Work required: Starting at the line that has "staticText: Show less" and stopping after the line that has "staticText: now <box>144 231 152 236</box>", turn the lines in the entries below into a JSON list of strings, one string per line and no blank lines.
* start Data to use *
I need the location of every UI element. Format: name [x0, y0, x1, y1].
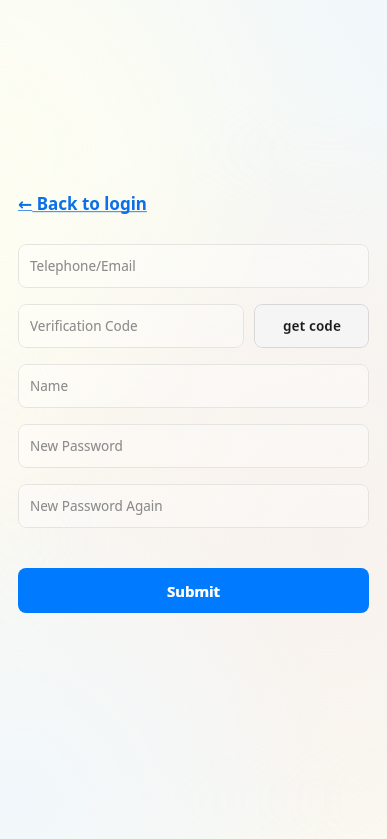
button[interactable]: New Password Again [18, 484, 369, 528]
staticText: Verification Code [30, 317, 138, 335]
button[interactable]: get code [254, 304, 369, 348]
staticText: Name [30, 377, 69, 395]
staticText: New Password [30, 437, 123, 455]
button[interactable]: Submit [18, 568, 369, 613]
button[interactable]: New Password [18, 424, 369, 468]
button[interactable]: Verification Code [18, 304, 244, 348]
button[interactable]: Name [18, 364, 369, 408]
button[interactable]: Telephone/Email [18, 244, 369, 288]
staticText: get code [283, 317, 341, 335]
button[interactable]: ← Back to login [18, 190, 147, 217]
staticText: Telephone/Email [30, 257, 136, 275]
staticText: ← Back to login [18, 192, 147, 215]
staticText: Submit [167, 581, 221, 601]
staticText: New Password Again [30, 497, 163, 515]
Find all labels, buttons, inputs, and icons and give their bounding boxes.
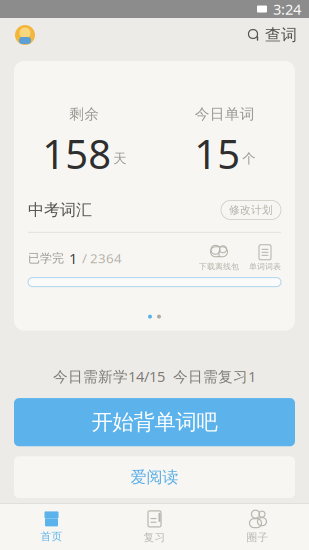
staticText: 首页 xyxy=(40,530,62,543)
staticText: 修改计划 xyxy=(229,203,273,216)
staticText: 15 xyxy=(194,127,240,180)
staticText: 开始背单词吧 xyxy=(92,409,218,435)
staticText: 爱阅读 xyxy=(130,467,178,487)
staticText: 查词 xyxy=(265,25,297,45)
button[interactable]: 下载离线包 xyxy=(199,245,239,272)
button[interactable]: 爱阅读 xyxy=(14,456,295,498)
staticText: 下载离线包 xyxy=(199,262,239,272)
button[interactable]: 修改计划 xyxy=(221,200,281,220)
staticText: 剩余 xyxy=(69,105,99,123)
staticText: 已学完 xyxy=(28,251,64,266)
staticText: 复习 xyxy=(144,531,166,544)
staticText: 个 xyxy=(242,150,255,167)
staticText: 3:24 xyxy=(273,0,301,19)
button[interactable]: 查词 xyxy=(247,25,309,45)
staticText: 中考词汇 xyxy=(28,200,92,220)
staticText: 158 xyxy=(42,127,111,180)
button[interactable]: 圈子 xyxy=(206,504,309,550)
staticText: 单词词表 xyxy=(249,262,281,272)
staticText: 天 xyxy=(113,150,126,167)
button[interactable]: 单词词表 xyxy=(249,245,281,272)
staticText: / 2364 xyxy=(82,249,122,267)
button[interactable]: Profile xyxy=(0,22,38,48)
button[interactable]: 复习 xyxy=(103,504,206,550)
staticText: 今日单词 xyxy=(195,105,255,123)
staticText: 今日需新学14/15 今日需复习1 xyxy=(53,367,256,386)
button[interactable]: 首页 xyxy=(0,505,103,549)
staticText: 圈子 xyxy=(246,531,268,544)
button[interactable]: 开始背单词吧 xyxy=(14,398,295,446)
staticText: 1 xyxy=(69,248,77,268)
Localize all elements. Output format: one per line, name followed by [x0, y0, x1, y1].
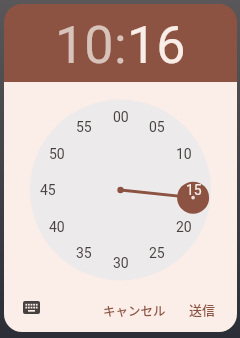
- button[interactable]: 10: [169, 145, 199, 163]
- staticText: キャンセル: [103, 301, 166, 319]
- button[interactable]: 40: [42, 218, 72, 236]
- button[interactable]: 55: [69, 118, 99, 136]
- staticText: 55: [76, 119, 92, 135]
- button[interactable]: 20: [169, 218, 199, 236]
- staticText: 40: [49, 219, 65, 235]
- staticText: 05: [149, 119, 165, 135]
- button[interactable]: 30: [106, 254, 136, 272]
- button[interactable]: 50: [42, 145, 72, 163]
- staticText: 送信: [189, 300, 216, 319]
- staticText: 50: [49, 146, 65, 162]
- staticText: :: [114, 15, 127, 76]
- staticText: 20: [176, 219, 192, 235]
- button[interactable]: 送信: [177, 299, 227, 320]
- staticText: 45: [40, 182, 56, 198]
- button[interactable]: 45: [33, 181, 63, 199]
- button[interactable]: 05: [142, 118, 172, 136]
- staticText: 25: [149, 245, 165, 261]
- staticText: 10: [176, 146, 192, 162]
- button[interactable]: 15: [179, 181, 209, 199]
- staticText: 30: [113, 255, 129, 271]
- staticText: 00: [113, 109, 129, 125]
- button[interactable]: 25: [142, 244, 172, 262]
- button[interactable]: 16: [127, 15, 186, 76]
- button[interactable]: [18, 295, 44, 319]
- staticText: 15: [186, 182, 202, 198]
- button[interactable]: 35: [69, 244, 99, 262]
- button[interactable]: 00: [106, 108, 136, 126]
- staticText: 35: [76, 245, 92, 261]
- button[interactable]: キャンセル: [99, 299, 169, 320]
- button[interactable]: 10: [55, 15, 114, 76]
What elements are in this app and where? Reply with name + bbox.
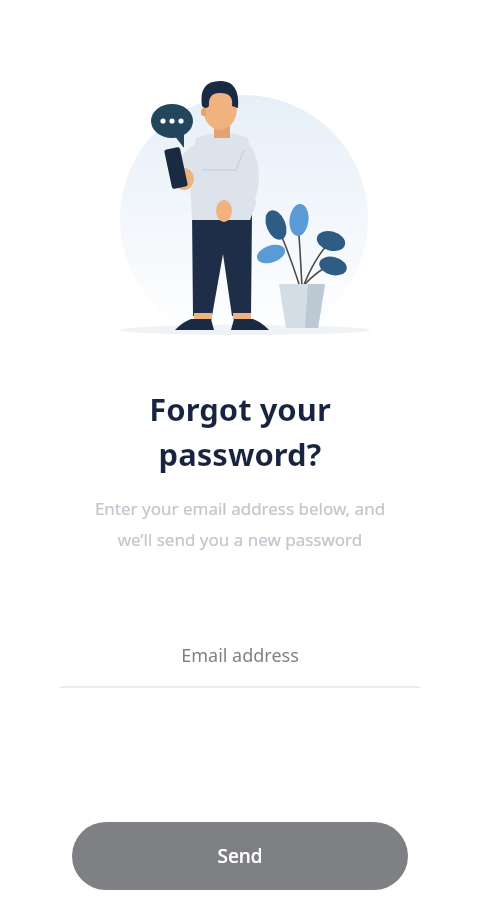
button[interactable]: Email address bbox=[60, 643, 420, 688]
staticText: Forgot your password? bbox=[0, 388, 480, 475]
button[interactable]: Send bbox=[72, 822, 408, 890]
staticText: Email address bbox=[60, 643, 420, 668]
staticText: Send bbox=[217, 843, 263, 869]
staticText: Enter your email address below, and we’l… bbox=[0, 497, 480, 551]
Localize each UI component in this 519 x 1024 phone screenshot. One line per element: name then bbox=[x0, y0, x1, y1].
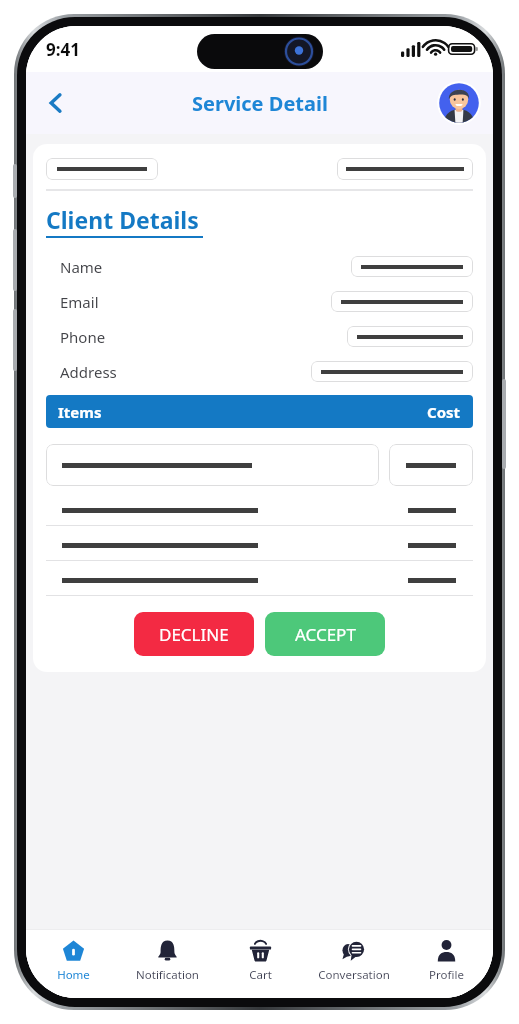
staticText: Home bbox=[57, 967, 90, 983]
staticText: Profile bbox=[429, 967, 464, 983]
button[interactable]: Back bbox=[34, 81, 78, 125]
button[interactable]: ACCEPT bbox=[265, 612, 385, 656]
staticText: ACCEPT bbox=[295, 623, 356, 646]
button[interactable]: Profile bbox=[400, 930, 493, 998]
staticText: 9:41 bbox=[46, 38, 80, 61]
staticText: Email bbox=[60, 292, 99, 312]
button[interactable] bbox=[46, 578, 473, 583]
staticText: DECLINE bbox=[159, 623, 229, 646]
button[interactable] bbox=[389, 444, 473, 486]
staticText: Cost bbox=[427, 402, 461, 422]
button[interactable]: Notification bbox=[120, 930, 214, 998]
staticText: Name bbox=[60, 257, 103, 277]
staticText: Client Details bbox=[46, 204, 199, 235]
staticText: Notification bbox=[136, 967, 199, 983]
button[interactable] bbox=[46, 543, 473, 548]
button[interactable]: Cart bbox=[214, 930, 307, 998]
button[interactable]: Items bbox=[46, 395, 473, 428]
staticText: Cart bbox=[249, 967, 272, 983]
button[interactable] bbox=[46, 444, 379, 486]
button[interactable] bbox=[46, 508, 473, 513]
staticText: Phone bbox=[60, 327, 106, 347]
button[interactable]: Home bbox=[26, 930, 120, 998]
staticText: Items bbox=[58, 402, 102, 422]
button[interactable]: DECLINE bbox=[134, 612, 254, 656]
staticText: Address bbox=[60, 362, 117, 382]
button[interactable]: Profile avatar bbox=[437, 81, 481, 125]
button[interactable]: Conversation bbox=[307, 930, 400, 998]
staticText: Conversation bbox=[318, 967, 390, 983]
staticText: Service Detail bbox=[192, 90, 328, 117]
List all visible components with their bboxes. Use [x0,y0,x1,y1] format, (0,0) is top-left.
* end Data to use *
* start Data to use *
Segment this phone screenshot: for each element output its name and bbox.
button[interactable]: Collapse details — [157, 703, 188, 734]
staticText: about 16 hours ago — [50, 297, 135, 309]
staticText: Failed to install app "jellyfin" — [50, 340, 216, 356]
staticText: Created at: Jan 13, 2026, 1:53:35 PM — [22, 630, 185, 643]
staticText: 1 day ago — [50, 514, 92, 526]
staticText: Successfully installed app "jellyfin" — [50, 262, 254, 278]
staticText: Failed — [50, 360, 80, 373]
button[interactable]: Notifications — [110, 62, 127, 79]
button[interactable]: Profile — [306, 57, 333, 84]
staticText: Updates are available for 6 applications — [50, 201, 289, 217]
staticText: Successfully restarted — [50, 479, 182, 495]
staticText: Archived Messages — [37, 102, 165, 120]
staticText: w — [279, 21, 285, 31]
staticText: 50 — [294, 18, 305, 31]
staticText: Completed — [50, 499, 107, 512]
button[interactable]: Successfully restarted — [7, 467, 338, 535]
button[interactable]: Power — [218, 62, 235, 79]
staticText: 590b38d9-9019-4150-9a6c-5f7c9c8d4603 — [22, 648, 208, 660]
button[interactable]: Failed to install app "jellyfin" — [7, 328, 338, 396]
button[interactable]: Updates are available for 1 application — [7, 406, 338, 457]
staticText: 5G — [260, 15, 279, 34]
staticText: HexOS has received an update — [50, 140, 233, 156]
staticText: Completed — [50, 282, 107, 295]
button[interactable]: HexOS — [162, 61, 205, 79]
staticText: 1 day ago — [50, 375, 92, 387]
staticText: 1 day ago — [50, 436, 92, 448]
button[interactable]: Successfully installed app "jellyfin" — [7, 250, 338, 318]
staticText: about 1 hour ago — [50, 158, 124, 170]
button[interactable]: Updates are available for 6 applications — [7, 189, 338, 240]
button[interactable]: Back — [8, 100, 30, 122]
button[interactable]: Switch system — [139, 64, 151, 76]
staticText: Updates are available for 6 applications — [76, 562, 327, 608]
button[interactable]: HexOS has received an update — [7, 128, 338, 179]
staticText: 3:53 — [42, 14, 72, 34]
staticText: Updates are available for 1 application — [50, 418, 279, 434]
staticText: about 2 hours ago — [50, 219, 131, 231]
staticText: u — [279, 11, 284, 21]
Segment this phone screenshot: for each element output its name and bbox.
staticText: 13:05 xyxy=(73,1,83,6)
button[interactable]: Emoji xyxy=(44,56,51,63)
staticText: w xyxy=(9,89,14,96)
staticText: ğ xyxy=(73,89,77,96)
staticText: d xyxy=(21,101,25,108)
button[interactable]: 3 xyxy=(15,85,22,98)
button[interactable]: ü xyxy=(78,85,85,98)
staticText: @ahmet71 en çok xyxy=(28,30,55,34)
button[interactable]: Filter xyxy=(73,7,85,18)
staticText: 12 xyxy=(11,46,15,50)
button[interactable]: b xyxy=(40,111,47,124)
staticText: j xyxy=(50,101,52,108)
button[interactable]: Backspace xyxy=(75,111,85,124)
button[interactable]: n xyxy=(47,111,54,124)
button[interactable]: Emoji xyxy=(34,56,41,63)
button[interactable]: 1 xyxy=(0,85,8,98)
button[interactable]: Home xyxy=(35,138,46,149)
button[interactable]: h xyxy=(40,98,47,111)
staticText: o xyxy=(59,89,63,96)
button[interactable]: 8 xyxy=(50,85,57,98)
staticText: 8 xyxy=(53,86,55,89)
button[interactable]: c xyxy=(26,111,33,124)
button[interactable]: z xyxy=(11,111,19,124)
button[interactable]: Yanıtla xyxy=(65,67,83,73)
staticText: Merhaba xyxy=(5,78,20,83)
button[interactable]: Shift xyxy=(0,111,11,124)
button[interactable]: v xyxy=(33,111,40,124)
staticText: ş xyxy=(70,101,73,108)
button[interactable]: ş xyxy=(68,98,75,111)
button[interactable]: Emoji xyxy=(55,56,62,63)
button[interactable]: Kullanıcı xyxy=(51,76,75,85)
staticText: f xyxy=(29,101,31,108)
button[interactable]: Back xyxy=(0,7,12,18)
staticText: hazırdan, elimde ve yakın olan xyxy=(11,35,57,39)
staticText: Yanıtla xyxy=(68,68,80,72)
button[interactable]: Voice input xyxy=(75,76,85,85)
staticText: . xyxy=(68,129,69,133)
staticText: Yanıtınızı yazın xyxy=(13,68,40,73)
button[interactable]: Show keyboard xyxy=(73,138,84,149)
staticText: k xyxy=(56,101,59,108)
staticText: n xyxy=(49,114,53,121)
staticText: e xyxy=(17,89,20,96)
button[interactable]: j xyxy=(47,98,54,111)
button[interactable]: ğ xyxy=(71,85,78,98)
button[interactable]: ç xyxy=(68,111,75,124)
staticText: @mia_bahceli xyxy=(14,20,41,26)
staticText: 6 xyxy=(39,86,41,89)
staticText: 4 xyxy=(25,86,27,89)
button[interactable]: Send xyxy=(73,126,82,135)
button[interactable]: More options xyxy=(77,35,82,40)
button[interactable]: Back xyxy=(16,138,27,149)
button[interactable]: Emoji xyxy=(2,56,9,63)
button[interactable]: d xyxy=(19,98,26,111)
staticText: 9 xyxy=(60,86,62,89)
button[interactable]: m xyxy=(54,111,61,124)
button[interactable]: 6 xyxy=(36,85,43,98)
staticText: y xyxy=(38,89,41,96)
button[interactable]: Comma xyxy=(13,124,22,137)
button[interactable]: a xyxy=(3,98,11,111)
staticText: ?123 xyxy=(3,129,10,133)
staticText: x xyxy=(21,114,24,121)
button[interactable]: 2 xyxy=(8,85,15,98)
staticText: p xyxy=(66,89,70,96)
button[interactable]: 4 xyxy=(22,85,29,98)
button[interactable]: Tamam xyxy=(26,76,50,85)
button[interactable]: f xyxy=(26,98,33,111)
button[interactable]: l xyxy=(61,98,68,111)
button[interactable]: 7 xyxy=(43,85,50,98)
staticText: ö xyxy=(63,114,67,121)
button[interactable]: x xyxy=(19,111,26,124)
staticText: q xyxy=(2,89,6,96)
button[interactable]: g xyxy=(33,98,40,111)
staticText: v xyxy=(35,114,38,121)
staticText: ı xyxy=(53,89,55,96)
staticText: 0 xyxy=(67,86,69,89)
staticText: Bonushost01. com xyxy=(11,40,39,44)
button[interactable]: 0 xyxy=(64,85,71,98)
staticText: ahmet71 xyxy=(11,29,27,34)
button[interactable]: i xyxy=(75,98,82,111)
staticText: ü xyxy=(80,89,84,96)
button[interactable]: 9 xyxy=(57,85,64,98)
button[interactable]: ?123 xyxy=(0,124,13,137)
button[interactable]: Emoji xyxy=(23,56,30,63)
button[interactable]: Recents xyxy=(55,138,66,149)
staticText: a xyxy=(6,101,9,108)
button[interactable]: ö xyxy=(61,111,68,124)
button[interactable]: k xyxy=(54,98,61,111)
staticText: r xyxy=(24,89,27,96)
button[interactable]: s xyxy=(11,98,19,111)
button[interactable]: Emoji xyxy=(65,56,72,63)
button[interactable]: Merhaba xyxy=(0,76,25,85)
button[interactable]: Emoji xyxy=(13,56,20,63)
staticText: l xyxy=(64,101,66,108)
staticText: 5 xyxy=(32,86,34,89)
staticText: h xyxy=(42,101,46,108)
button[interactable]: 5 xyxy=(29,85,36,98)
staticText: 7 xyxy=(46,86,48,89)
* end Data to use *
* start Data to use *
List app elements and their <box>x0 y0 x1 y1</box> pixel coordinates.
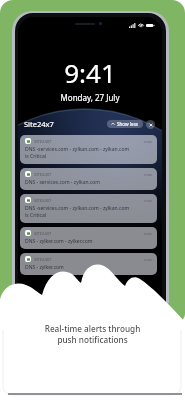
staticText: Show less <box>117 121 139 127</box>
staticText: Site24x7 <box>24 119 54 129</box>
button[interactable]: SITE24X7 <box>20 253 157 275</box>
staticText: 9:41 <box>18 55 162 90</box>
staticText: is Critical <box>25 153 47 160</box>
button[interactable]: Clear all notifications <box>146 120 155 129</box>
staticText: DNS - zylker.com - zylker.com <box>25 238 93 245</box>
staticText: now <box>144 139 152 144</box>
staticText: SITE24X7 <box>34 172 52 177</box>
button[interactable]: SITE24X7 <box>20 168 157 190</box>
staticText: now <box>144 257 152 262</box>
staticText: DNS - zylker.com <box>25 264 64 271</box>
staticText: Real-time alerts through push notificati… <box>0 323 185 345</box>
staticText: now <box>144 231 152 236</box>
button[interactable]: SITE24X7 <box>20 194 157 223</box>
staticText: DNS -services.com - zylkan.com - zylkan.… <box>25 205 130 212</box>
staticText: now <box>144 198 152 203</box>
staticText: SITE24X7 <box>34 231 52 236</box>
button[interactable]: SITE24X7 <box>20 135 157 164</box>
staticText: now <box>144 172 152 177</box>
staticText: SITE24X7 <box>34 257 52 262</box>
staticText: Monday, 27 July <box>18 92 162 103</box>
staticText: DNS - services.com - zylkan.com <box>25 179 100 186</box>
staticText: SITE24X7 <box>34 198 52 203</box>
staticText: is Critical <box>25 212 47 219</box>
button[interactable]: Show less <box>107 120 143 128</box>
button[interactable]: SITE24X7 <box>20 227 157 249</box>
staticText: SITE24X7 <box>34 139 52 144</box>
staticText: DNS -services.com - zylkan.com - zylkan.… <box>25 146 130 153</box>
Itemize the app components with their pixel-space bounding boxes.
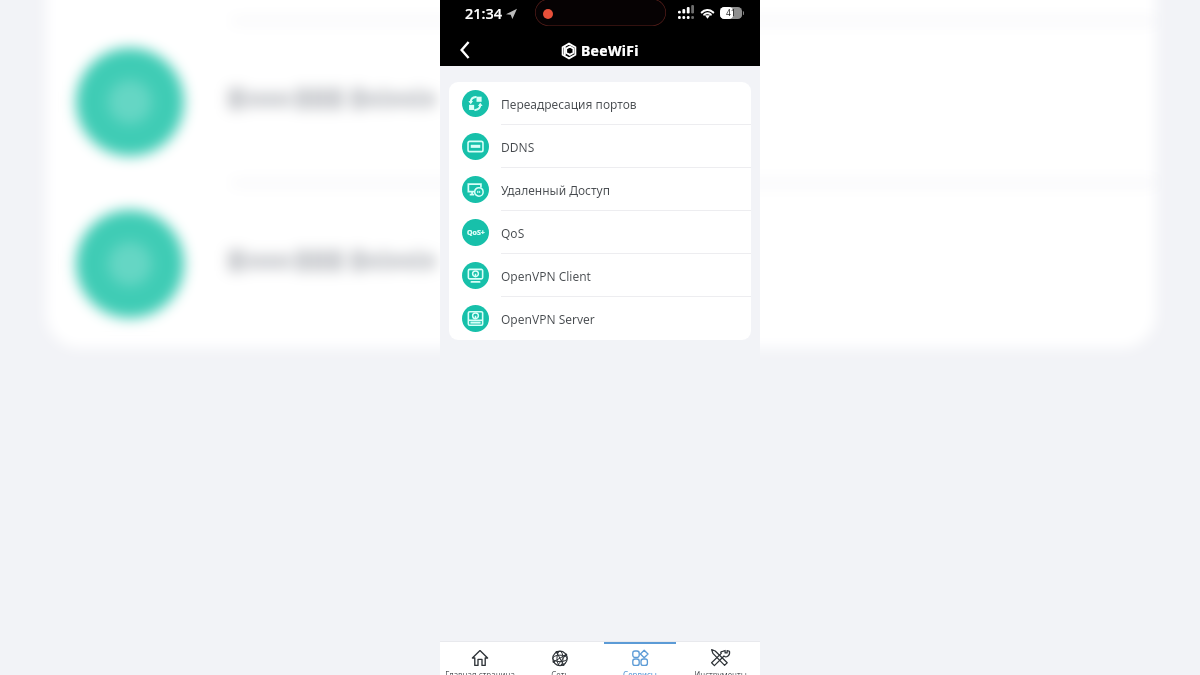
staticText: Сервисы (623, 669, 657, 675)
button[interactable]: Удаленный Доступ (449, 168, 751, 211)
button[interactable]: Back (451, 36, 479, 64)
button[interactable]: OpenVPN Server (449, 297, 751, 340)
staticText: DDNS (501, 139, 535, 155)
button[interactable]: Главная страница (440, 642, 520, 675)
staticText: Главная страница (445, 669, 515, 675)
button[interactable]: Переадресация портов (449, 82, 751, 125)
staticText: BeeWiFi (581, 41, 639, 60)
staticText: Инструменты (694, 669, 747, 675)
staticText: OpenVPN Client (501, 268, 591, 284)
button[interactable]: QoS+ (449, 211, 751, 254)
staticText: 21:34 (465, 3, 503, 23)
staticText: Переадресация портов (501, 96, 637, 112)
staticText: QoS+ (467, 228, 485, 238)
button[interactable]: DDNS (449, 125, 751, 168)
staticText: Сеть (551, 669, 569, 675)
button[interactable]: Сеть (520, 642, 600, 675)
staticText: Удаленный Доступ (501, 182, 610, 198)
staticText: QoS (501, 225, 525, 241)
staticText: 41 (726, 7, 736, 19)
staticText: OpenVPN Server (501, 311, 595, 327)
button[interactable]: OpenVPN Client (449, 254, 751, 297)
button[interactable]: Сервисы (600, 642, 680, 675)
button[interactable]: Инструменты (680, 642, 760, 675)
* end Data to use *
Response to the exercise:
[
  "staticText: Show less <box>117 121 139 127</box>",
  "staticText: Site24x7 <box>24 119 54 129</box>",
  "button[interactable]: SITE24X7 <box>20 253 157 275</box>",
  "staticText: 9:41 <box>18 55 162 90</box>",
  "staticText: is Critical <box>25 153 47 160</box>",
  "button[interactable]: Clear all notifications <box>146 120 155 129</box>",
  "staticText: DNS - zylker.com - zylker.com <box>25 238 93 245</box>",
  "staticText: now <box>144 139 152 144</box>",
  "staticText: SITE24X7 <box>34 172 52 177</box>",
  "button[interactable]: SITE24X7 <box>20 168 157 190</box>",
  "staticText: now <box>144 257 152 262</box>",
  "staticText: DNS - zylker.com <box>25 264 64 271</box>",
  "staticText: Real-time alerts through push notificati… <box>0 323 185 345</box>",
  "staticText: now <box>144 231 152 236</box>"
]